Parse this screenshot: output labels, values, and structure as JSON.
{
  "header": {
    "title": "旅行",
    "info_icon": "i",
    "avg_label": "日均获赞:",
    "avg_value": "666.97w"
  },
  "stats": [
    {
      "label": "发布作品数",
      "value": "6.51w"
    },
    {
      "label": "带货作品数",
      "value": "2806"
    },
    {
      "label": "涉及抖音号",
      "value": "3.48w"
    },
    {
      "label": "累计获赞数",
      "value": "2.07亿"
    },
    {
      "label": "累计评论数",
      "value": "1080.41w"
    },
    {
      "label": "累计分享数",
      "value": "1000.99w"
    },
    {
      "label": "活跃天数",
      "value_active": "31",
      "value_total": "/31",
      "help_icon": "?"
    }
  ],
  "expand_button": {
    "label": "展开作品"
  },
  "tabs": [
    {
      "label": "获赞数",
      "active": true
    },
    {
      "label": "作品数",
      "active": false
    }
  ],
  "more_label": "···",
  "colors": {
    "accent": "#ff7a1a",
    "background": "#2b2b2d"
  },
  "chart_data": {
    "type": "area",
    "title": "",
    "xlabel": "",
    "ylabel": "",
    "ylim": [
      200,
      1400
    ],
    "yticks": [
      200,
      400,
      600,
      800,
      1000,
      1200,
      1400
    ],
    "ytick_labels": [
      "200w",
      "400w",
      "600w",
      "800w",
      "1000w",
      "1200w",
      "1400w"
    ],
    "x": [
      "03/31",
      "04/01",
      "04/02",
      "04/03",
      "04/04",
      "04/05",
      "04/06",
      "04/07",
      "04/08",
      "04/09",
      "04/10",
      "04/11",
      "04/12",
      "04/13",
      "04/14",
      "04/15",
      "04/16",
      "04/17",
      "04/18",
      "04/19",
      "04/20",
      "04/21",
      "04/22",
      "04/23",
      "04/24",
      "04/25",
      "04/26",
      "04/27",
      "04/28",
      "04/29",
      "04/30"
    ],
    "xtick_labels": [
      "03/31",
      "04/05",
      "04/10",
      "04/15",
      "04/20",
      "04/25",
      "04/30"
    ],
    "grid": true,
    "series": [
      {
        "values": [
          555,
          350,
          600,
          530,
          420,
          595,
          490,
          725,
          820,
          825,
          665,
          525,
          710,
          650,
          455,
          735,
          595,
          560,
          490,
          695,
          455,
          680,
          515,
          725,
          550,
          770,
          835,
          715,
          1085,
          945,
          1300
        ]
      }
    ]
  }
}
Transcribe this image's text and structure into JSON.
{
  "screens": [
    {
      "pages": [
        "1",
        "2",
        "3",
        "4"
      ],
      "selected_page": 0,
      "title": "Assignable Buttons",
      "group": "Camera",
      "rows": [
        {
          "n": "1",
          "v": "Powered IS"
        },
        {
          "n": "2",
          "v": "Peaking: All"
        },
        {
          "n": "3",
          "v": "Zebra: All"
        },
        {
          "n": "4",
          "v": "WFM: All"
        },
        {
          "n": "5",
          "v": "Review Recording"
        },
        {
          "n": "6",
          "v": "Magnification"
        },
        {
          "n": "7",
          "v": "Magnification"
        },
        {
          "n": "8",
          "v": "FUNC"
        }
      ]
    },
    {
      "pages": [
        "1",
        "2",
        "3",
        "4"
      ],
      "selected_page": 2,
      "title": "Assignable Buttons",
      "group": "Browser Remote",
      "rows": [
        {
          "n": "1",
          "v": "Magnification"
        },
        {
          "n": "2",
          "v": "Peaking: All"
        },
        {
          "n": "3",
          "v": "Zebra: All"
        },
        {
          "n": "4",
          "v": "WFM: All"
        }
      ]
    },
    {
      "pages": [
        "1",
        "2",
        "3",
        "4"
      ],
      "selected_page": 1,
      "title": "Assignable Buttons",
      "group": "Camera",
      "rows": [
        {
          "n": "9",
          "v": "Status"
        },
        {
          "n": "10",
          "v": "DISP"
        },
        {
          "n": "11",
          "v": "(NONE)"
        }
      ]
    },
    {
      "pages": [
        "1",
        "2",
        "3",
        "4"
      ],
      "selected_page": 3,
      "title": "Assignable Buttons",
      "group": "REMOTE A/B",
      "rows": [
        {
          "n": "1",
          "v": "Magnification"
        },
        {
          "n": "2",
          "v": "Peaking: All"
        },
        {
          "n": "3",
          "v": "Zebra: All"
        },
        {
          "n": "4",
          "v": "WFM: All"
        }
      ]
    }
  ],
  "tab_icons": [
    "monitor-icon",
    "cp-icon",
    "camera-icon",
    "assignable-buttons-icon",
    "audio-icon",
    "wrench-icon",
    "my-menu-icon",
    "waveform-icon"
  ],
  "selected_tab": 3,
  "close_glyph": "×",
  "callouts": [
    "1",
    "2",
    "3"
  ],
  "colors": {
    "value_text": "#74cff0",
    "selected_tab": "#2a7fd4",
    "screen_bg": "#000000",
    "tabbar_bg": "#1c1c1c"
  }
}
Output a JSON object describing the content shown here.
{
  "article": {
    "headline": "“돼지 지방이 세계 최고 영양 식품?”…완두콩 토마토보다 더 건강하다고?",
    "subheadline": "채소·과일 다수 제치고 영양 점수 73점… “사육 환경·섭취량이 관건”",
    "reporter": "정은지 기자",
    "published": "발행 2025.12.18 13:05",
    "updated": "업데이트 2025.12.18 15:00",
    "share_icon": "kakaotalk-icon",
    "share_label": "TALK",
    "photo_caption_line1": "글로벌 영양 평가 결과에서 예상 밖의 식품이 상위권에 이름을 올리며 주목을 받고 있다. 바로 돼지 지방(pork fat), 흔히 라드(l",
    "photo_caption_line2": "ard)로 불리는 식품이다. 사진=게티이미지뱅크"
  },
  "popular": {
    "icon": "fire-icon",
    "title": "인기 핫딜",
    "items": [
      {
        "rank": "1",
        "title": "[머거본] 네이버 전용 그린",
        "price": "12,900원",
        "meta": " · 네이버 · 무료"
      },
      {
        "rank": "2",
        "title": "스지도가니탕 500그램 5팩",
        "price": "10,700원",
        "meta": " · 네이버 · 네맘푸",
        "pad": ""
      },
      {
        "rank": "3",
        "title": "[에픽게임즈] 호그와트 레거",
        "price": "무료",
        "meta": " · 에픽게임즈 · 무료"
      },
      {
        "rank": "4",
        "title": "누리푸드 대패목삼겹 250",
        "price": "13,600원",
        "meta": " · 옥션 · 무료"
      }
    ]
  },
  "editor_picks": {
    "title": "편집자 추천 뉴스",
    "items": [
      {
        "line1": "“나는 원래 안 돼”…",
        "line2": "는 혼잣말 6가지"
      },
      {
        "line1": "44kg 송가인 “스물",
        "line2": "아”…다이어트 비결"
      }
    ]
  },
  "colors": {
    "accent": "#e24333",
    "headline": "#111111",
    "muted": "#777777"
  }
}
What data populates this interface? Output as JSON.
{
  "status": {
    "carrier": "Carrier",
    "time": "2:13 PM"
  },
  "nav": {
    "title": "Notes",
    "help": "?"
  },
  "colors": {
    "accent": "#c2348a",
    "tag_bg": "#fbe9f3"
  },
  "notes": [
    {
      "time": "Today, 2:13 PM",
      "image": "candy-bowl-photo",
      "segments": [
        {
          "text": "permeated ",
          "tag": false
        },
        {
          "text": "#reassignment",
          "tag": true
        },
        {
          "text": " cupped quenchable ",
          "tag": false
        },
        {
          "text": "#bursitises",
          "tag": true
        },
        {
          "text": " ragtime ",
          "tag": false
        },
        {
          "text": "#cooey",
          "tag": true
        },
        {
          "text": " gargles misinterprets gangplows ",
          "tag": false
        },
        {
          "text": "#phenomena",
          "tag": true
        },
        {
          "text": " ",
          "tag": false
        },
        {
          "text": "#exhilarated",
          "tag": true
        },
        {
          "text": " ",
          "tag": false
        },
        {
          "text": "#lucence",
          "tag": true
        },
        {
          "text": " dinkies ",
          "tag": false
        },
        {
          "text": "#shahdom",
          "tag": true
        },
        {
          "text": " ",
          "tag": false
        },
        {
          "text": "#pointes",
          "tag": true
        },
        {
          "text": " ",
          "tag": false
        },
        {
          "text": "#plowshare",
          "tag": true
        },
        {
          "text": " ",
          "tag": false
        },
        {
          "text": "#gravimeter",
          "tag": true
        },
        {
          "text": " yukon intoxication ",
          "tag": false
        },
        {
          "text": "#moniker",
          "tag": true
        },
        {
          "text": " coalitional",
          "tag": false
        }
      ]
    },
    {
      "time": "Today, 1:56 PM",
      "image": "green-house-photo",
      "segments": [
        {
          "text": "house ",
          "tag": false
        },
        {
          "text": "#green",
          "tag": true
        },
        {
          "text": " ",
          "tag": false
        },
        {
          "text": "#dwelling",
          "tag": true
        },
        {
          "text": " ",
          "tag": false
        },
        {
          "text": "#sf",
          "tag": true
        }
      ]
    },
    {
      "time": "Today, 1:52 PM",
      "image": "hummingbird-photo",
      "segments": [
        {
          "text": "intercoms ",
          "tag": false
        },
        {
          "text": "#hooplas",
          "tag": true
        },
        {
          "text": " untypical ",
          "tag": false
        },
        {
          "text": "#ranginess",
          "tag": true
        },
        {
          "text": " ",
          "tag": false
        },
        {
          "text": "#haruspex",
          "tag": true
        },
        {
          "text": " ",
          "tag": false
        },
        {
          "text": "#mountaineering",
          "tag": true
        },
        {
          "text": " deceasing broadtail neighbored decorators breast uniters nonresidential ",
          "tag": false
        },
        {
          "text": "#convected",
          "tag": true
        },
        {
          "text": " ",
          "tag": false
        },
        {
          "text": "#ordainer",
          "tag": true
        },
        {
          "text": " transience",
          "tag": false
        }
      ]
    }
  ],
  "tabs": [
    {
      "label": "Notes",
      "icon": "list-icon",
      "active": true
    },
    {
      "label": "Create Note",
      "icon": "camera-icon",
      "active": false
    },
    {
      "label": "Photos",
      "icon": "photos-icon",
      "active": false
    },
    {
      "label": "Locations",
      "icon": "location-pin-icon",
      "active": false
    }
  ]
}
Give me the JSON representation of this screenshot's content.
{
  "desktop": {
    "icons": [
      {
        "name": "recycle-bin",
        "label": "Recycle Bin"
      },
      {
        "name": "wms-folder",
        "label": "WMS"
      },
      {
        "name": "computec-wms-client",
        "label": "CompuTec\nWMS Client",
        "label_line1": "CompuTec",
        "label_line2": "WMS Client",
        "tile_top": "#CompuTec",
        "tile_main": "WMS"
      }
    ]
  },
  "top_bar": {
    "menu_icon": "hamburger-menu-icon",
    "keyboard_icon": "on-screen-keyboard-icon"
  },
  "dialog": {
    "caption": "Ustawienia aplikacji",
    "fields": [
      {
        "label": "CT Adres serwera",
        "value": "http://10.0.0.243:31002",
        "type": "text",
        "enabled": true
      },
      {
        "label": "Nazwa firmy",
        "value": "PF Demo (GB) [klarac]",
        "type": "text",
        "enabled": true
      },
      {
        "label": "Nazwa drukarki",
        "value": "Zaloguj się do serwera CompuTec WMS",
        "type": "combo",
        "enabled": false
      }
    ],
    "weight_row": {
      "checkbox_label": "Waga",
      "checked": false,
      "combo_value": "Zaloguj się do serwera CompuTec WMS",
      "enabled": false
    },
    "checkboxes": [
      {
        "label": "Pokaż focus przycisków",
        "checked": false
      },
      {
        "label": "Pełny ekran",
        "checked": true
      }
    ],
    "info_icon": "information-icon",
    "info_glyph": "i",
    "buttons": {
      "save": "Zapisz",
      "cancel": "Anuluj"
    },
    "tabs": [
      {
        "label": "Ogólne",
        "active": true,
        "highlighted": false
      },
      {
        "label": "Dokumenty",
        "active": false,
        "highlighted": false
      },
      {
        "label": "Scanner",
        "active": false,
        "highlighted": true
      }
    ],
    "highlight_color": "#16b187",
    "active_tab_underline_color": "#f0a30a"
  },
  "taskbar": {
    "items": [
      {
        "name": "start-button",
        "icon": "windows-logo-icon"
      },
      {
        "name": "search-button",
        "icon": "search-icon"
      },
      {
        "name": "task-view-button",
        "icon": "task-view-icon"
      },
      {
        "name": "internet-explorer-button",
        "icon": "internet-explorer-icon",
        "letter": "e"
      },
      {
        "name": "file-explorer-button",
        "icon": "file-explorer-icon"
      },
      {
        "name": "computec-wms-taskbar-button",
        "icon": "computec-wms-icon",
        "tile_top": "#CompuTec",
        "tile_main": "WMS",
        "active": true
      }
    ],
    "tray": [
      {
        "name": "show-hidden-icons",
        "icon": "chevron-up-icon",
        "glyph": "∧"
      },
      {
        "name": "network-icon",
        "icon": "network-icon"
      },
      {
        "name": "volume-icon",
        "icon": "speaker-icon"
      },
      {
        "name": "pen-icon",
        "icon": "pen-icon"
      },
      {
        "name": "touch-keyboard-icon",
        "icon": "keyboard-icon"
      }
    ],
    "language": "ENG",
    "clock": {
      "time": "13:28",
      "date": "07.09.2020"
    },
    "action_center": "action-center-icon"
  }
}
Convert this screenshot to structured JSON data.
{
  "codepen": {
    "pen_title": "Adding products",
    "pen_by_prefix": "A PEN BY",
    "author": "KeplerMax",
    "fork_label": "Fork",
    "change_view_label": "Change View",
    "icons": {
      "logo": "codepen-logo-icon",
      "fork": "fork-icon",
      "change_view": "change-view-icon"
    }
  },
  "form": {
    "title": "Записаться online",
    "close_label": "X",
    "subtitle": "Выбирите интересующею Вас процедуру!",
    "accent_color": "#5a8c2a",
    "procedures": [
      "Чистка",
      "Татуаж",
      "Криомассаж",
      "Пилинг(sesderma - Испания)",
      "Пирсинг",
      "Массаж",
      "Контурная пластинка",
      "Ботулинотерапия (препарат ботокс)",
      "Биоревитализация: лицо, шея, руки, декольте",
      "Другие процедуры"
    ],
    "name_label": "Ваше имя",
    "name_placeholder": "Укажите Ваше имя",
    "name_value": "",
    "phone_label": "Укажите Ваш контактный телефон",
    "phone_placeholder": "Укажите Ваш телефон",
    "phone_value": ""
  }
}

________________________

> _What you are asked to do_
Find "Convert this screenshot" in the data above, then repeat that line and all lines after it exactly, ending with the final line.

> _Answer to the problem_
Convert this screenshot to structured JSON data.
{
  "codepen": {
    "pen_title": "Adding products",
    "pen_by_prefix": "A PEN BY",
    "author": "KeplerMax",
    "fork_label": "Fork",
    "change_view_label": "Change View",
    "icons": {
      "logo": "codepen-logo-icon",
      "fork": "fork-icon",
      "change_view": "change-view-icon"
    }
  },
  "form": {
    "title": "Записаться online",
    "close_label": "X",
    "subtitle": "Выбирите интересующею Вас процедуру!",
    "accent_color": "#5a8c2a",
    "procedures": [
      "Чистка",
      "Татуаж",
      "Криомассаж",
      "Пилинг(sesderma - Испания)",
      "Пирсинг",
      "Массаж",
      "Контурная пластинка",
      "Ботулинотерапия (препарат ботокс)",
      "Биоревитализация: лицо, шея, руки, декольте",
      "Другие процедуры"
    ],
    "name_label": "Ваше имя",
    "name_placeholder": "Укажите Ваше имя",
    "name_value": "",
    "phone_label": "Укажите Ваш контактный телефон",
    "phone_placeholder": "Укажите Ваш телефон",
    "phone_value": ""
  }
}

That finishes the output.